━━━━━ DATASET CONTENT

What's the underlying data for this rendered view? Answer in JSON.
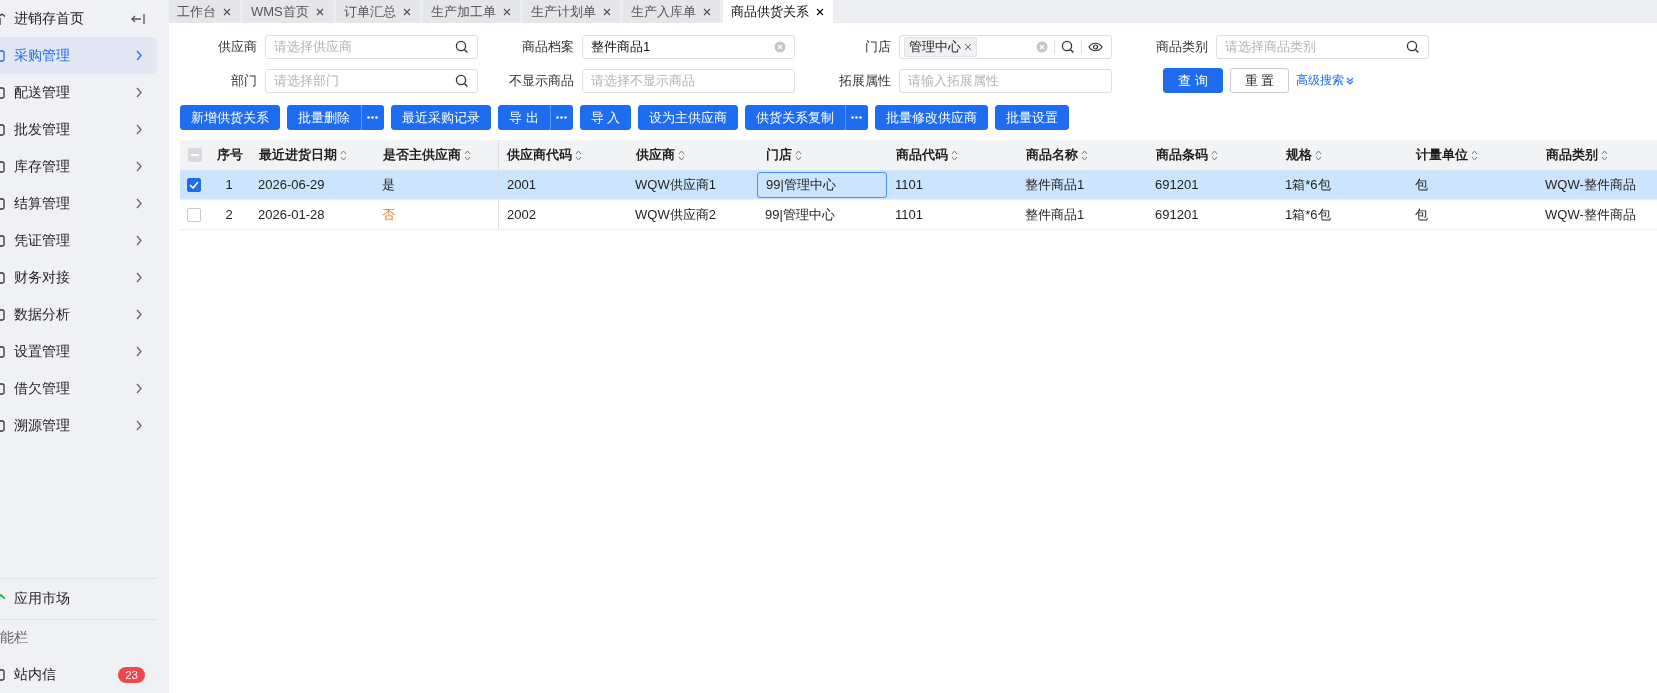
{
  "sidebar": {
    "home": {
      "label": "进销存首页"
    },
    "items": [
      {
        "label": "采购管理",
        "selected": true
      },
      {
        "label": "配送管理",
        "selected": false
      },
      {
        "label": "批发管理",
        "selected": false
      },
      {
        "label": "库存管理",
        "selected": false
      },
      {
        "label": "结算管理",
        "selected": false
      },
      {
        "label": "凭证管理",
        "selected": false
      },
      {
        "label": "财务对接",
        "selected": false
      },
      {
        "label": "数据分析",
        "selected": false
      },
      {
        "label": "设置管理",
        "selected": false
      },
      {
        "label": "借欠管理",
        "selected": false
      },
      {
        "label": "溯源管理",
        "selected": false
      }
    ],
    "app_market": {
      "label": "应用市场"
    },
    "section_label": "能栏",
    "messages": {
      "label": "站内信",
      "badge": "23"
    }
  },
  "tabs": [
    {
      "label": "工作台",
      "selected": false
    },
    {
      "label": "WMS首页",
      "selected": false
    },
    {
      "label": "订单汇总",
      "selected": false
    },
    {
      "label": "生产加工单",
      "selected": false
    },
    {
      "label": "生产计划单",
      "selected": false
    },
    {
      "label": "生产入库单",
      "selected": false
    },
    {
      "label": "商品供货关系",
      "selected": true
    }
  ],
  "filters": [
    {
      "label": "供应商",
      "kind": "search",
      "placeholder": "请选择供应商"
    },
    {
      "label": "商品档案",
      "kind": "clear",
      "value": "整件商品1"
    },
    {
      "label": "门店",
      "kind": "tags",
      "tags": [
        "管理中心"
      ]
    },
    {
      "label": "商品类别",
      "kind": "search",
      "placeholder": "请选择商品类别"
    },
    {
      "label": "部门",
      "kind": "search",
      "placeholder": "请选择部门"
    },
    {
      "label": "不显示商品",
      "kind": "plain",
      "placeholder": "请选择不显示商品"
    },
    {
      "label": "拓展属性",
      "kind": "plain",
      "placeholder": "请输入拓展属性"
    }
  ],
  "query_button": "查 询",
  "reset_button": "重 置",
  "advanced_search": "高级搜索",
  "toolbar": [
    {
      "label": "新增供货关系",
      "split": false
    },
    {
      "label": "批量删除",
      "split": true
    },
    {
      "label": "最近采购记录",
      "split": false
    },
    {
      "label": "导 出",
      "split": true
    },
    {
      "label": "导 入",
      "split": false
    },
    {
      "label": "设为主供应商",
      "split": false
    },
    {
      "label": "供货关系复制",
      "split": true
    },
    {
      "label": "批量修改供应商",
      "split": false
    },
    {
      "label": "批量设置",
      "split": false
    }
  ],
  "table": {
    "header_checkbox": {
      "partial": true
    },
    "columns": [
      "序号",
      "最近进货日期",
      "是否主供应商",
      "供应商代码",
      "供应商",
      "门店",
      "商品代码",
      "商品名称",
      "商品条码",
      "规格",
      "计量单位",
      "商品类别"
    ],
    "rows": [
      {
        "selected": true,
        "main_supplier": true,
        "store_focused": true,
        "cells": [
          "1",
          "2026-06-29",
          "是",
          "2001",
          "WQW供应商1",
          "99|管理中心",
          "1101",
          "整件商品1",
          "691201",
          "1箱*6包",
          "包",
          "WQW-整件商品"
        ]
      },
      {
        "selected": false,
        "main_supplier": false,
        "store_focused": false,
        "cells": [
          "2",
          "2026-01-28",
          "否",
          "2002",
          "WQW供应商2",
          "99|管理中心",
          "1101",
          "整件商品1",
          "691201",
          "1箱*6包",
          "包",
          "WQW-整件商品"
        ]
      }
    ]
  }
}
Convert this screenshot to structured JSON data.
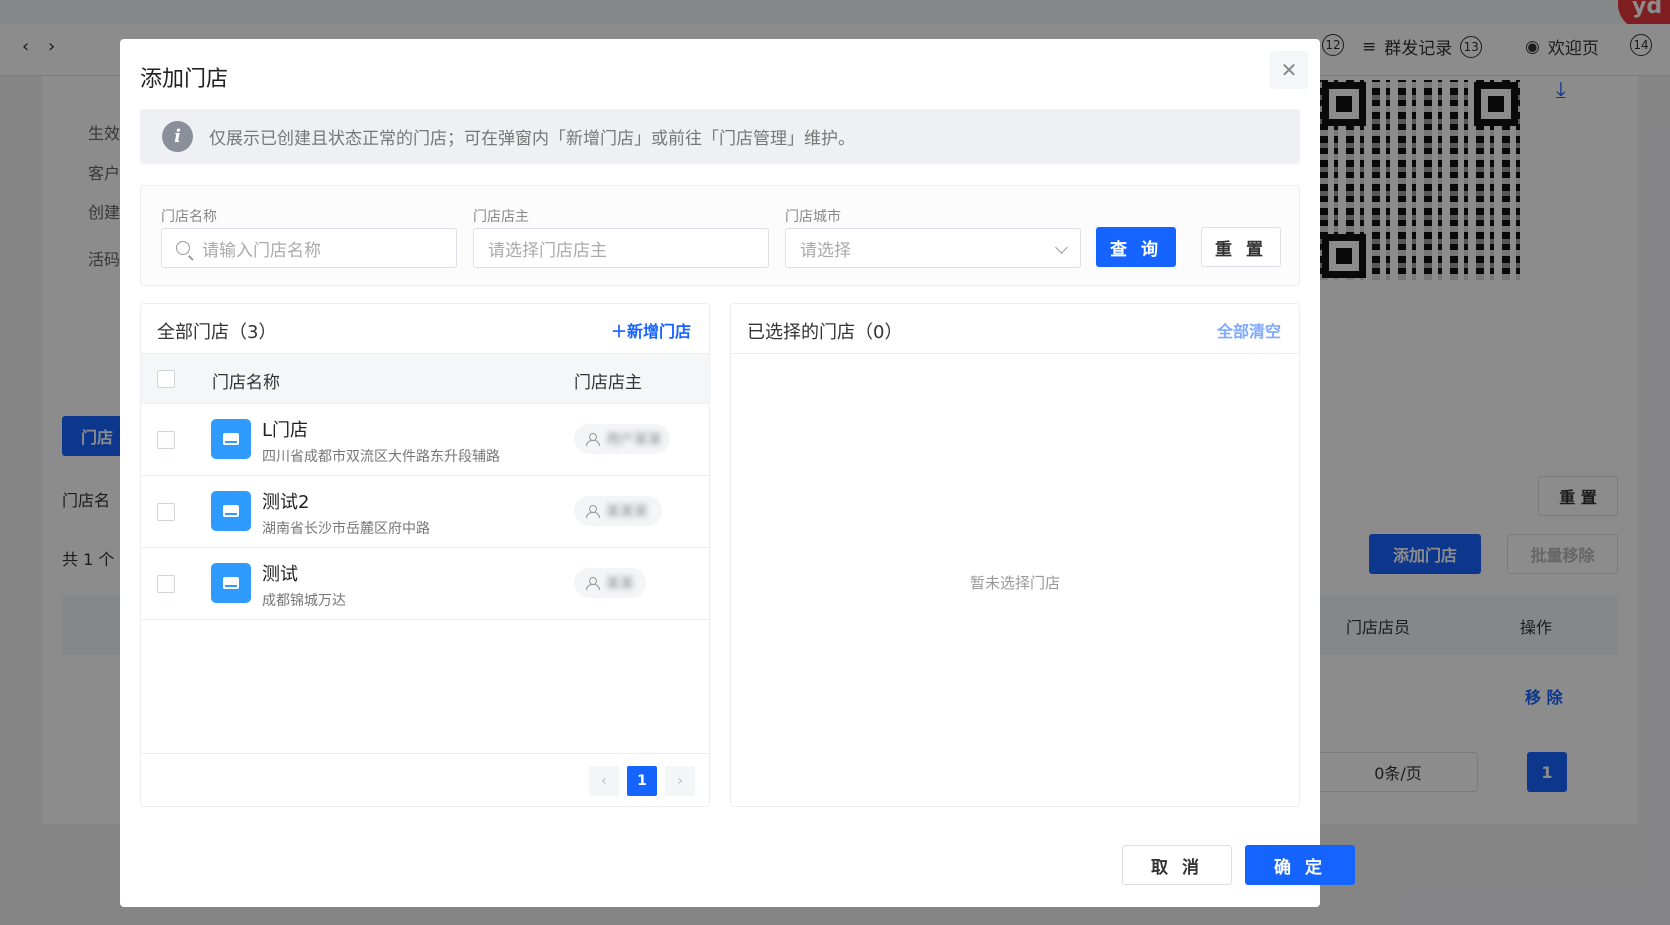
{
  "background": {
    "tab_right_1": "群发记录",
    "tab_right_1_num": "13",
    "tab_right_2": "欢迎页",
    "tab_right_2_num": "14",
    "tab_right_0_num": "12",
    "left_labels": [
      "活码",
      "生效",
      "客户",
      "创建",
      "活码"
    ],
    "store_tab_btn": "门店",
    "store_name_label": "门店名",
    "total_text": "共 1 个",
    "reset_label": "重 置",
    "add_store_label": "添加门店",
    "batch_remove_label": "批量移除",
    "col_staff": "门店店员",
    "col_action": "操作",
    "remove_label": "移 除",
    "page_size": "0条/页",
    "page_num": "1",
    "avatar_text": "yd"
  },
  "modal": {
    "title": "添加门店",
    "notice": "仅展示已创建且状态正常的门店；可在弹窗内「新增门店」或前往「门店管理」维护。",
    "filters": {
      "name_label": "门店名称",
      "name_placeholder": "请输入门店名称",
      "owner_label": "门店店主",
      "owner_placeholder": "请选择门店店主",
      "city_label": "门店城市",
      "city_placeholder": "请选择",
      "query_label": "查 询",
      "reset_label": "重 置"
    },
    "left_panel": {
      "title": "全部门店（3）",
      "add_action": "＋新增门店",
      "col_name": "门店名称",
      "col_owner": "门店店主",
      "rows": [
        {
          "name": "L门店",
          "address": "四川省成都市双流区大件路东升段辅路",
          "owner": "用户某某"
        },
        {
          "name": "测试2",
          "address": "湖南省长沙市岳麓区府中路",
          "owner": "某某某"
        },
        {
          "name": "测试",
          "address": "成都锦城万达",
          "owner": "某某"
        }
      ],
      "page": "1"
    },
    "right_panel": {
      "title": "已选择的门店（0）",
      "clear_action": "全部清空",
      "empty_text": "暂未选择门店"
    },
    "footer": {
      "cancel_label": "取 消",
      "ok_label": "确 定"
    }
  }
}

━━━━━━━━━━

Write out the material above again, word for word, minus its pictures.

- FULL ANSWER:
What's the underlying data for this rendered view? Answer in JSON.
{
  "sidebar": {
    "home": {
      "label": "进销存首页"
    },
    "items": [
      {
        "label": "采购管理",
        "selected": true
      },
      {
        "label": "配送管理",
        "selected": false
      },
      {
        "label": "批发管理",
        "selected": false
      },
      {
        "label": "库存管理",
        "selected": false
      },
      {
        "label": "结算管理",
        "selected": false
      },
      {
        "label": "凭证管理",
        "selected": false
      },
      {
        "label": "财务对接",
        "selected": false
      },
      {
        "label": "数据分析",
        "selected": false
      },
      {
        "label": "设置管理",
        "selected": false
      },
      {
        "label": "借欠管理",
        "selected": false
      },
      {
        "label": "溯源管理",
        "selected": false
      }
    ],
    "app_market": {
      "label": "应用市场"
    },
    "section_label": "能栏",
    "messages": {
      "label": "站内信",
      "badge": "23"
    }
  },
  "tabs": [
    {
      "label": "工作台",
      "selected": false
    },
    {
      "label": "WMS首页",
      "selected": false
    },
    {
      "label": "订单汇总",
      "selected": false
    },
    {
      "label": "生产加工单",
      "selected": false
    },
    {
      "label": "生产计划单",
      "selected": false
    },
    {
      "label": "生产入库单",
      "selected": false
    },
    {
      "label": "商品供货关系",
      "selected": true
    }
  ],
  "filters": [
    {
      "label": "供应商",
      "kind": "search",
      "placeholder": "请选择供应商"
    },
    {
      "label": "商品档案",
      "kind": "clear",
      "value": "整件商品1"
    },
    {
      "label": "门店",
      "kind": "tags",
      "tags": [
        "管理中心"
      ]
    },
    {
      "label": "商品类别",
      "kind": "search",
      "placeholder": "请选择商品类别"
    },
    {
      "label": "部门",
      "kind": "search",
      "placeholder": "请选择部门"
    },
    {
      "label": "不显示商品",
      "kind": "plain",
      "placeholder": "请选择不显示商品"
    },
    {
      "label": "拓展属性",
      "kind": "plain",
      "placeholder": "请输入拓展属性"
    }
  ],
  "query_button": "查 询",
  "reset_button": "重 置",
  "advanced_search": "高级搜索",
  "toolbar": [
    {
      "label": "新增供货关系",
      "split": false
    },
    {
      "label": "批量删除",
      "split": true
    },
    {
      "label": "最近采购记录",
      "split": false
    },
    {
      "label": "导 出",
      "split": true
    },
    {
      "label": "导 入",
      "split": false
    },
    {
      "label": "设为主供应商",
      "split": false
    },
    {
      "label": "供货关系复制",
      "split": true
    },
    {
      "label": "批量修改供应商",
      "split": false
    },
    {
      "label": "批量设置",
      "split": false
    }
  ],
  "table": {
    "header_checkbox": {
      "partial": true
    },
    "columns": [
      "序号",
      "最近进货日期",
      "是否主供应商",
      "供应商代码",
      "供应商",
      "门店",
      "商品代码",
      "商品名称",
      "商品条码",
      "规格",
      "计量单位",
      "商品类别"
    ],
    "rows": [
      {
        "selected": true,
        "main_supplier": true,
        "store_focused": true,
        "cells": [
          "1",
          "2026-06-29",
          "是",
          "2001",
          "WQW供应商1",
          "99|管理中心",
          "1101",
          "整件商品1",
          "691201",
          "1箱*6包",
          "包",
          "WQW-整件商品"
        ]
      },
      {
        "selected": false,
        "main_supplier": false,
        "store_focused": false,
        "cells": [
          "2",
          "2026-01-28",
          "否",
          "2002",
          "WQW供应商2",
          "99|管理中心",
          "1101",
          "整件商品1",
          "691201",
          "1箱*6包",
          "包",
          "WQW-整件商品"
        ]
      }
    ]
  }
}
Convert this screenshot to structured JSON data.
{
  "background": {
    "tab_right_1": "群发记录",
    "tab_right_1_num": "13",
    "tab_right_2": "欢迎页",
    "tab_right_2_num": "14",
    "tab_right_0_num": "12",
    "left_labels": [
      "活码",
      "生效",
      "客户",
      "创建",
      "活码"
    ],
    "store_tab_btn": "门店",
    "store_name_label": "门店名",
    "total_text": "共 1 个",
    "reset_label": "重 置",
    "add_store_label": "添加门店",
    "batch_remove_label": "批量移除",
    "col_staff": "门店店员",
    "col_action": "操作",
    "remove_label": "移 除",
    "page_size": "0条/页",
    "page_num": "1",
    "avatar_text": "yd"
  },
  "modal": {
    "title": "添加门店",
    "notice": "仅展示已创建且状态正常的门店；可在弹窗内「新增门店」或前往「门店管理」维护。",
    "filters": {
      "name_label": "门店名称",
      "name_placeholder": "请输入门店名称",
      "owner_label": "门店店主",
      "owner_placeholder": "请选择门店店主",
      "city_label": "门店城市",
      "city_placeholder": "请选择",
      "query_label": "查 询",
      "reset_label": "重 置"
    },
    "left_panel": {
      "title": "全部门店（3）",
      "add_action": "＋新增门店",
      "col_name": "门店名称",
      "col_owner": "门店店主",
      "rows": [
        {
          "name": "L门店",
          "address": "四川省成都市双流区大件路东升段辅路",
          "owner": "用户某某"
        },
        {
          "name": "测试2",
          "address": "湖南省长沙市岳麓区府中路",
          "owner": "某某某"
        },
        {
          "name": "测试",
          "address": "成都锦城万达",
          "owner": "某某"
        }
      ],
      "page": "1"
    },
    "right_panel": {
      "title": "已选择的门店（0）",
      "clear_action": "全部清空",
      "empty_text": "暂未选择门店"
    },
    "footer": {
      "cancel_label": "取 消",
      "ok_label": "确 定"
    }
  }
}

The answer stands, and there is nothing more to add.